Wal-Mart Prevails Against Sympathetic Reasonable Accommodation Plaintiff

Sophisticated employers are well-schooled in their obligations to engage in an interactive process to determine if a reasonable accommodation can be provided to an employee with a disability. And some employers will err on the side of providing an accommodation even if the employee cannot perform an essential function of the job.

While cautious practices for the purposes of avoiding risky litigation, or for more altruistic reasons, can be sound policy, a decision by the Tenth Circuit earlier this month demonstrates that some courts will side with an employer if it is clear that an employee cannot perform an essential job function.

In Mielnicki v. Wal-Mart Stores, Inc., 2018 WL 3046468 (10th Cir. Jun. 20, 2018), the employee was in her sixties, but had the mental capacity of a thirteen-year-old as a result of a developmental disability. She was employed by Wal-Mart for fourteen years, first as a shopping cart attendant, then as a maintenance worker.

An essential function of the maintenance position was cleaning restrooms. For the initial years the employee held the maintenance position, two other maintenance workers cleaned the restrooms, but the employee didn’t. After one of the maintenance workers left the job, a store manager directed the employee to clean the men’s room. The employee refused alleging that she was afraid a man would come in the bathroom and attack her. The employee sought an accommodation in the form of a different job supported by her doctor’s opinion that she could not handle certain social situations, including being in the men’s bathroom. Wal-Mart placed the employee on personal leave pending reassignment if a suitable position were to become available. The employee subsequently took a job with another employer, and Wal-Mart terminated her.

Requirements:
Extend the Wal-Mart reasonable accommodation article from the point where it stops.

Data provided:
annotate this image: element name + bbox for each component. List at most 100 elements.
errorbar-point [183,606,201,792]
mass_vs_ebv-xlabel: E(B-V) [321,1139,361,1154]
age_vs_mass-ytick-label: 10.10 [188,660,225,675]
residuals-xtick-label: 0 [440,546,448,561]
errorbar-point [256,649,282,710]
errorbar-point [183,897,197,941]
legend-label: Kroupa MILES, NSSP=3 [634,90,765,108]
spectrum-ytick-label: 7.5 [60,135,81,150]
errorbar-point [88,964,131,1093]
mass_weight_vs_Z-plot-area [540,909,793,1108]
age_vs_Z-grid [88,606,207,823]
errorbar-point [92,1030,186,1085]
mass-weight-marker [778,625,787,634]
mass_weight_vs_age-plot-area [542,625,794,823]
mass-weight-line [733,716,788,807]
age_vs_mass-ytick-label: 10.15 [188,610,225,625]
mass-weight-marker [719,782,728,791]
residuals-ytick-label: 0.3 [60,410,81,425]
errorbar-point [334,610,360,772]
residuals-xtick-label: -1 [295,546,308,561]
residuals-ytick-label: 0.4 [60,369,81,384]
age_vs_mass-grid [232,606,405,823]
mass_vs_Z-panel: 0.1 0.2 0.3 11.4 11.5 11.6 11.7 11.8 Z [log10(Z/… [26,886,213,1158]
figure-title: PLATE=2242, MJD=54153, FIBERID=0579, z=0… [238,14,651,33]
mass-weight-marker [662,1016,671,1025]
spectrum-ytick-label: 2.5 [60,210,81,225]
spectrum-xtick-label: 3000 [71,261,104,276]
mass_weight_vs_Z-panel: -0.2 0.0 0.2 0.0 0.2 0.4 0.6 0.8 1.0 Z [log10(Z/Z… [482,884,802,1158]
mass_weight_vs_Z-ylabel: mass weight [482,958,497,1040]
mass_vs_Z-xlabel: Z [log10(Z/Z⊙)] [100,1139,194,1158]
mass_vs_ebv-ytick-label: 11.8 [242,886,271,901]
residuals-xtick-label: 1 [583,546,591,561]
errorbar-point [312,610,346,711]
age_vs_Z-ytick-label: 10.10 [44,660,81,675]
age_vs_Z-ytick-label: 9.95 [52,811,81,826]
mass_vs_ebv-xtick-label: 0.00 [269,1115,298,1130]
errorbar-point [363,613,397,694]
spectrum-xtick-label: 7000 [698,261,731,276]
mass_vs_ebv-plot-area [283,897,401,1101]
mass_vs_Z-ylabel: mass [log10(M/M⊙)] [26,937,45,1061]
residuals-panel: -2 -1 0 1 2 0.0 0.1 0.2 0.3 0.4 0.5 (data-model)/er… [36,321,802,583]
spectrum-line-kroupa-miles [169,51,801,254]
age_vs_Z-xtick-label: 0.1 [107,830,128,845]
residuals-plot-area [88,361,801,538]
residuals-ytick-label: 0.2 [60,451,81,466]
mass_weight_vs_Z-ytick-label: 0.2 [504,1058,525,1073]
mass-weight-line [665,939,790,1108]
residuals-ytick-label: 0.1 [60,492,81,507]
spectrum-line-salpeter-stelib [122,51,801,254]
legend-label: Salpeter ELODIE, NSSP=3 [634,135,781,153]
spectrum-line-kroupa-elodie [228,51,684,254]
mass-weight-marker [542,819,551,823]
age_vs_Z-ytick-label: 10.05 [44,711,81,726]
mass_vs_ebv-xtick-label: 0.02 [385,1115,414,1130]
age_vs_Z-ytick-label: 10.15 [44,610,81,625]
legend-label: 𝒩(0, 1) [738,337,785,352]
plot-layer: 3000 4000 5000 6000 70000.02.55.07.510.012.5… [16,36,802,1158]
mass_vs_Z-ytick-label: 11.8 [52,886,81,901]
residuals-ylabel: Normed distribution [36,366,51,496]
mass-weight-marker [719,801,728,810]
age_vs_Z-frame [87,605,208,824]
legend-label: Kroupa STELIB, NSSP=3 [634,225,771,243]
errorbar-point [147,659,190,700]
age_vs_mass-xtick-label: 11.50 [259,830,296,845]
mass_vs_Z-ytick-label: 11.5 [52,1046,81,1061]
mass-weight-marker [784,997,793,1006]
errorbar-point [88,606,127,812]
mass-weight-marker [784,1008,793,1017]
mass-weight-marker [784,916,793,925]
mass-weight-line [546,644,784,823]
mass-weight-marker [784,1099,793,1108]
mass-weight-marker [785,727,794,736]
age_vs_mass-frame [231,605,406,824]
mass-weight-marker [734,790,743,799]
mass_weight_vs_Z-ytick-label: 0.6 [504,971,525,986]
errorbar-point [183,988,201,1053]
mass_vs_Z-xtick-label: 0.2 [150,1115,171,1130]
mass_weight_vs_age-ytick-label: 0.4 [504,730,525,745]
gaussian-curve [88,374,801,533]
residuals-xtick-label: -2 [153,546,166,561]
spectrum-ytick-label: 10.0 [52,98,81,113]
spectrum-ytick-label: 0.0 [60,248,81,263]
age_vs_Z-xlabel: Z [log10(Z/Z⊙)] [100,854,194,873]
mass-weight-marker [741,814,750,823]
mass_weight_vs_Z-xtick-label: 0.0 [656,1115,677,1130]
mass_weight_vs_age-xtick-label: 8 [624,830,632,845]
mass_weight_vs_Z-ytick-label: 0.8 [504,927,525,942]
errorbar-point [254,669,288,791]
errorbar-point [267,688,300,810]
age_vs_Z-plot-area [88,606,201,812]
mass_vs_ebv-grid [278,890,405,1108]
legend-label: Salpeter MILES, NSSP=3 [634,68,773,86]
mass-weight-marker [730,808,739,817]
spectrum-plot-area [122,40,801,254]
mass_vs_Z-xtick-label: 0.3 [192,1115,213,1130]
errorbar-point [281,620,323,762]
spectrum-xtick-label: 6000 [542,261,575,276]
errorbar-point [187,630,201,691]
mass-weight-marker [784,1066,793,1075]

The output:
The employee sued Wal-Mart for discrimination under the Americans with Disabilities Act and the Colorado Anti-Discrimination Act. Wal-Mart moved for summary judgment arguing that cleaning the restrooms was an essential function of the employee’s job, which she could not perform with or without any reasonable accommodation. The District Court granted summary judgment for Wal-Mart and the Tenth Circuit affirmed. In reaching that decision, the Tenth Circuit held that it made no difference that Wal-Mart had not previously required the employee to clean the bathrooms holding that “[a]n employer that goes beyond what is required under the ADA to permit an employee to perform only some of the essential functions of the position is not then estopped from insisting that the employee perform all of the essential functions of her job.”